WORK TO DO: Report every line below that holds the word "HACCP".

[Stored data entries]
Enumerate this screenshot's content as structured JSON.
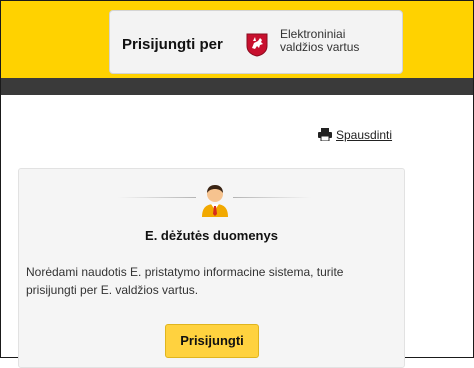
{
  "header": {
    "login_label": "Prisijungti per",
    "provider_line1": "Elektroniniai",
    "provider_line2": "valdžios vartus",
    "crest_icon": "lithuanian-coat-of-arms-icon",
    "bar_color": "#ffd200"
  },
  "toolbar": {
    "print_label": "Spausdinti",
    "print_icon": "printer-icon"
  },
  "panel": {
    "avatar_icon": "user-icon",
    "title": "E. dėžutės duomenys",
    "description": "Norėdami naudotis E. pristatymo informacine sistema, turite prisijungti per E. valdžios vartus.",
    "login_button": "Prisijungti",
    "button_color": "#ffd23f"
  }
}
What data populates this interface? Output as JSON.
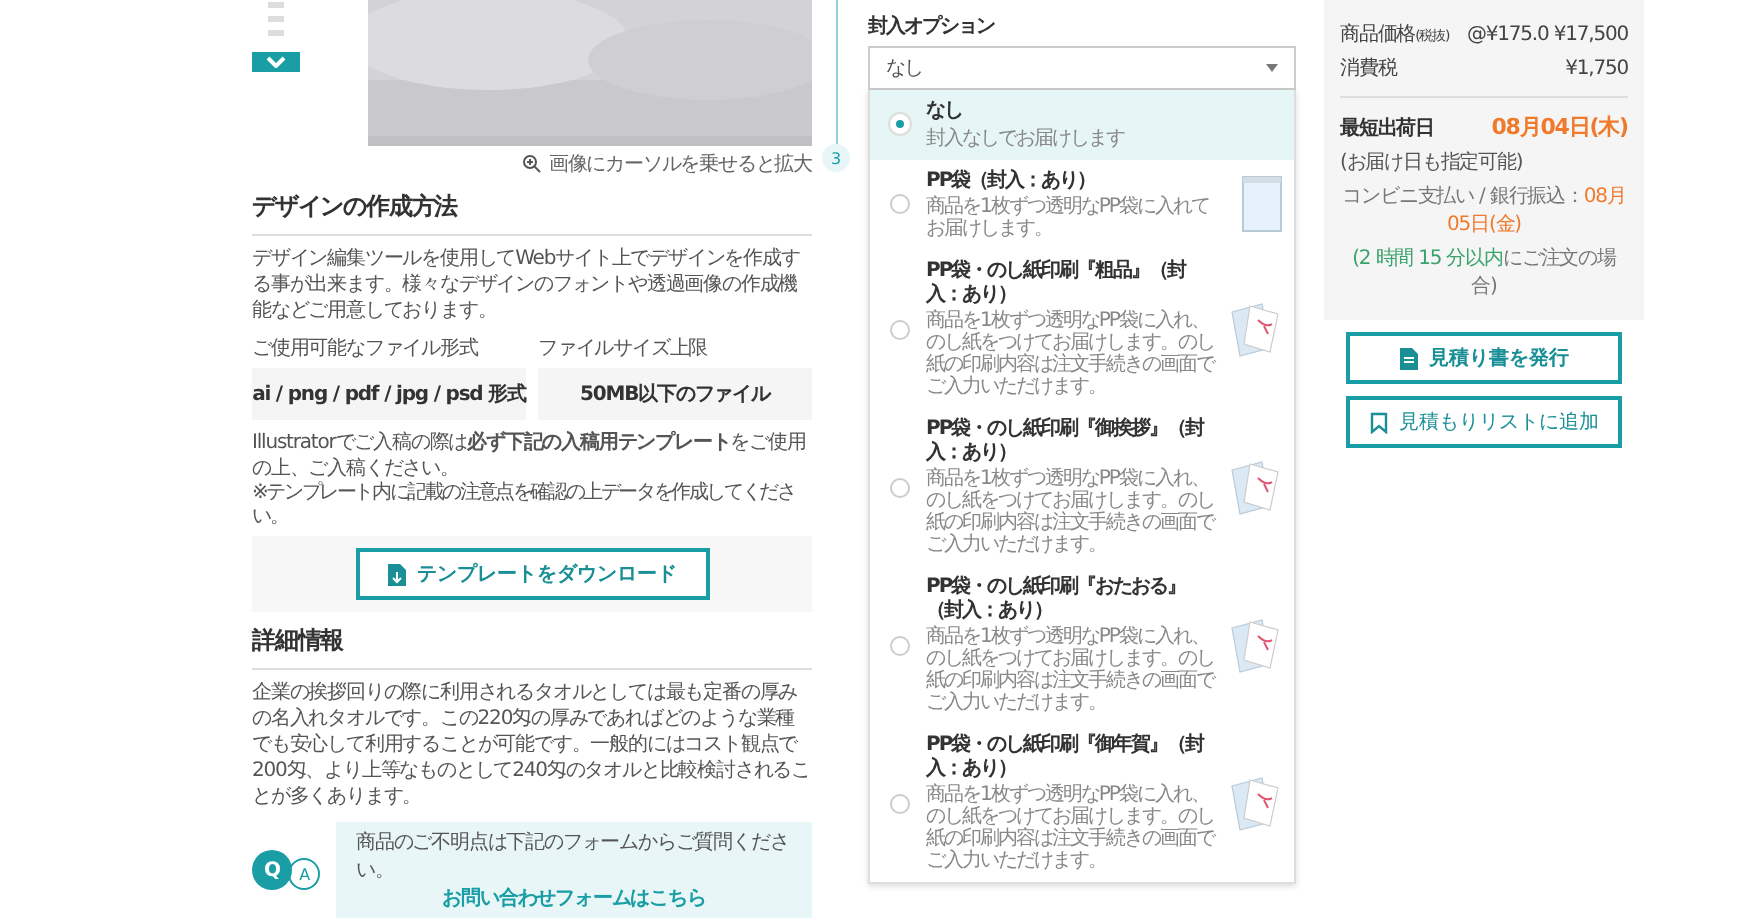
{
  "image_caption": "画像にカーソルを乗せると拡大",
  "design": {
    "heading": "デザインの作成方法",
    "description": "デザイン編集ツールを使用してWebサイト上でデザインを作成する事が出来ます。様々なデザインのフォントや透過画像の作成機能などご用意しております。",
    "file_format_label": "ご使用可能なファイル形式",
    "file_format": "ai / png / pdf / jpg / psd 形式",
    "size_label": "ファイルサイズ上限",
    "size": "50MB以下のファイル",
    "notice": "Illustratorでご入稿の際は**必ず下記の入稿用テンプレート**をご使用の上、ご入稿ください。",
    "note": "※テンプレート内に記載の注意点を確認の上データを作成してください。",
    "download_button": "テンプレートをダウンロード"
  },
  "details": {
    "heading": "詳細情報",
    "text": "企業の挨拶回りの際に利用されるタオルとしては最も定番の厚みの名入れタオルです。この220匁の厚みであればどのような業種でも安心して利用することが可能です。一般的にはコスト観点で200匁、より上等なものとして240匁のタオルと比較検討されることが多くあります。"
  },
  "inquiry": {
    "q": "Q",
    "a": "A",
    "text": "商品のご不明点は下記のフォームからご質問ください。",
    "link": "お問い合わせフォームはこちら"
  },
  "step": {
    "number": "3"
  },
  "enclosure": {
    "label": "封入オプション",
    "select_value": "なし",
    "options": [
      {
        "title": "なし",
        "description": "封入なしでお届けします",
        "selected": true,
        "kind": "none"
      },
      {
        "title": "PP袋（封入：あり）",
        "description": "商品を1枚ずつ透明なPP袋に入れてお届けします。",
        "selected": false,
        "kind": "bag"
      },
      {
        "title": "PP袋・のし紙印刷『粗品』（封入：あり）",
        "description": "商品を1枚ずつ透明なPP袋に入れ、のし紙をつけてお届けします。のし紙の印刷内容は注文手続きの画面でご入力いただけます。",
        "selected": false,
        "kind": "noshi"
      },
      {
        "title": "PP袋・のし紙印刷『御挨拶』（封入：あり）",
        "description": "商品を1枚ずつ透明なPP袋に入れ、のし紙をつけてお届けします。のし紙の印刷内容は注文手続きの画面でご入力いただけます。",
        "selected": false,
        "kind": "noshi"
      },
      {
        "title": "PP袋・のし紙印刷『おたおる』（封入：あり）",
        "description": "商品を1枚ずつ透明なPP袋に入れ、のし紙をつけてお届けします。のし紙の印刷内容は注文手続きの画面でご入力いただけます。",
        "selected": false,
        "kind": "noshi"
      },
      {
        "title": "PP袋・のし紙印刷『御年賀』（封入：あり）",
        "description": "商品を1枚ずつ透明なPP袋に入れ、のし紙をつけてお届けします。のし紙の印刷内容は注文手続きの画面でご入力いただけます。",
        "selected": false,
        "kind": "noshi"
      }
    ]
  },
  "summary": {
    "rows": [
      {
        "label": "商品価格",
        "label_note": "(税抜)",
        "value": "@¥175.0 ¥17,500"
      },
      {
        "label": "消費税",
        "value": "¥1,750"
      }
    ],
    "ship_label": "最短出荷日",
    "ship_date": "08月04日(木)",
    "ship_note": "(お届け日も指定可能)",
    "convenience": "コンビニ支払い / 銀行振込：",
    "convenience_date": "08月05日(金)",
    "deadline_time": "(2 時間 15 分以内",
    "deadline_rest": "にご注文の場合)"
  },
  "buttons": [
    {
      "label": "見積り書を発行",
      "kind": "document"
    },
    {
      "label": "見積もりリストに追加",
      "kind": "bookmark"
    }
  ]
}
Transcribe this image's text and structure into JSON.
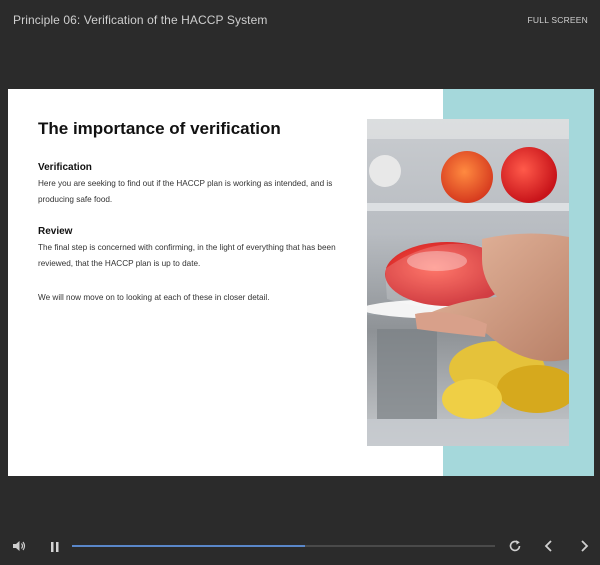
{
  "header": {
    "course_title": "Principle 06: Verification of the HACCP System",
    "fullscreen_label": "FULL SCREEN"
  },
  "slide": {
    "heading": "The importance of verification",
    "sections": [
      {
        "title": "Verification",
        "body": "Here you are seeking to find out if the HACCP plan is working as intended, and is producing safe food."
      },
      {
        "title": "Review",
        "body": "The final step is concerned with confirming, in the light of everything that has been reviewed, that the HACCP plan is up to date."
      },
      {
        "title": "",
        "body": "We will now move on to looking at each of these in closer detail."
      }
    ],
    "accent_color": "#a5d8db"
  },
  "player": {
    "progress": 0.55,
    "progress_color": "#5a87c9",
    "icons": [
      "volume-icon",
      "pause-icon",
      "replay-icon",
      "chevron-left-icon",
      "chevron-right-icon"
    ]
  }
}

REPLY TO THE EXERCISE:
    "course_title": "Principle 06: Verification of the HACCP System",
        "body": "Here you are seeking to find out if the HACCP plan is working as intended, and is producing safe food."
        "body": "The final step is concerned with confirming, in the light of everything that has been reviewed, that the HACCP plan is up to date."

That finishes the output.